**DIRECTIONS FOR THIS TASK**. Exactly as written, please set down all of the entries again, with no pictures.

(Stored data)
------------------------------------------------------------
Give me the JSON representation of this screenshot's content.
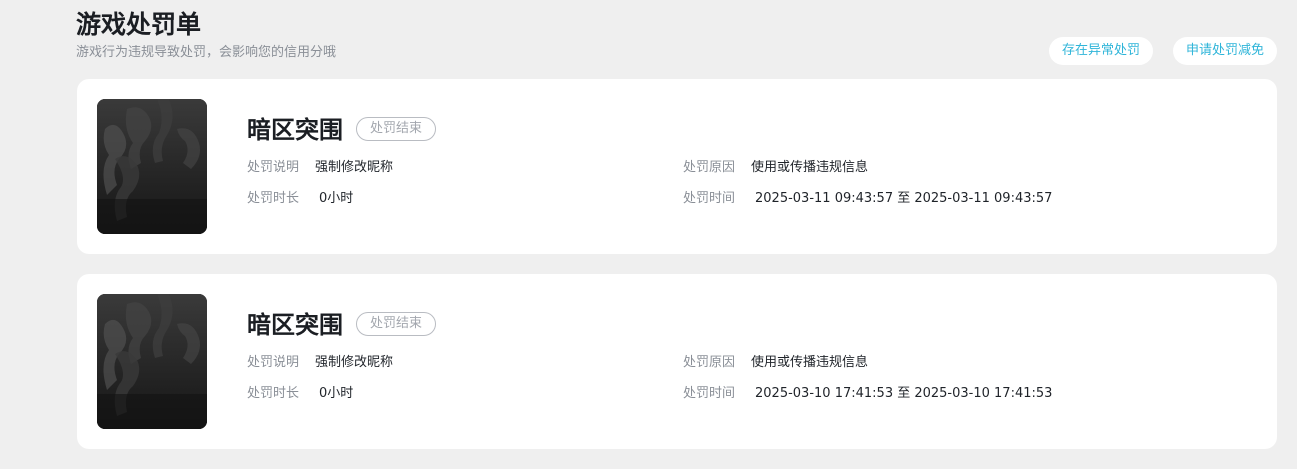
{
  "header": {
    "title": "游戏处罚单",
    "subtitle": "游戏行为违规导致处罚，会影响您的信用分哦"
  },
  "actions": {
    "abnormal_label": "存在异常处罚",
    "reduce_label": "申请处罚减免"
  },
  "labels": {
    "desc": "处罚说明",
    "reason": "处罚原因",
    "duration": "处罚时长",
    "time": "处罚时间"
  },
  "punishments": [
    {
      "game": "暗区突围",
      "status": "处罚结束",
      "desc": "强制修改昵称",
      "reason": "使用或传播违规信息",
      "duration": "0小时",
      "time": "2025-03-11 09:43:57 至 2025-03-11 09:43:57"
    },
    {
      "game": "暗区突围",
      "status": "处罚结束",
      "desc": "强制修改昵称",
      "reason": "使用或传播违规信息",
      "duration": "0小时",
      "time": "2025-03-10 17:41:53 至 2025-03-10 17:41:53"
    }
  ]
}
------------------------------------------------------------
**EXERCISE ANSWER**.
Give me the JSON representation of this screenshot's content.
{
  "header": {
    "title": "游戏处罚单",
    "subtitle": "游戏行为违规导致处罚，会影响您的信用分哦"
  },
  "actions": {
    "abnormal_label": "存在异常处罚",
    "reduce_label": "申请处罚减免"
  },
  "labels": {
    "desc": "处罚说明",
    "reason": "处罚原因",
    "duration": "处罚时长",
    "time": "处罚时间"
  },
  "punishments": [
    {
      "game": "暗区突围",
      "status": "处罚结束",
      "desc": "强制修改昵称",
      "reason": "使用或传播违规信息",
      "duration": "0小时",
      "time": "2025-03-11 09:43:57 至 2025-03-11 09:43:57"
    },
    {
      "game": "暗区突围",
      "status": "处罚结束",
      "desc": "强制修改昵称",
      "reason": "使用或传播违规信息",
      "duration": "0小时",
      "time": "2025-03-10 17:41:53 至 2025-03-10 17:41:53"
    }
  ]
}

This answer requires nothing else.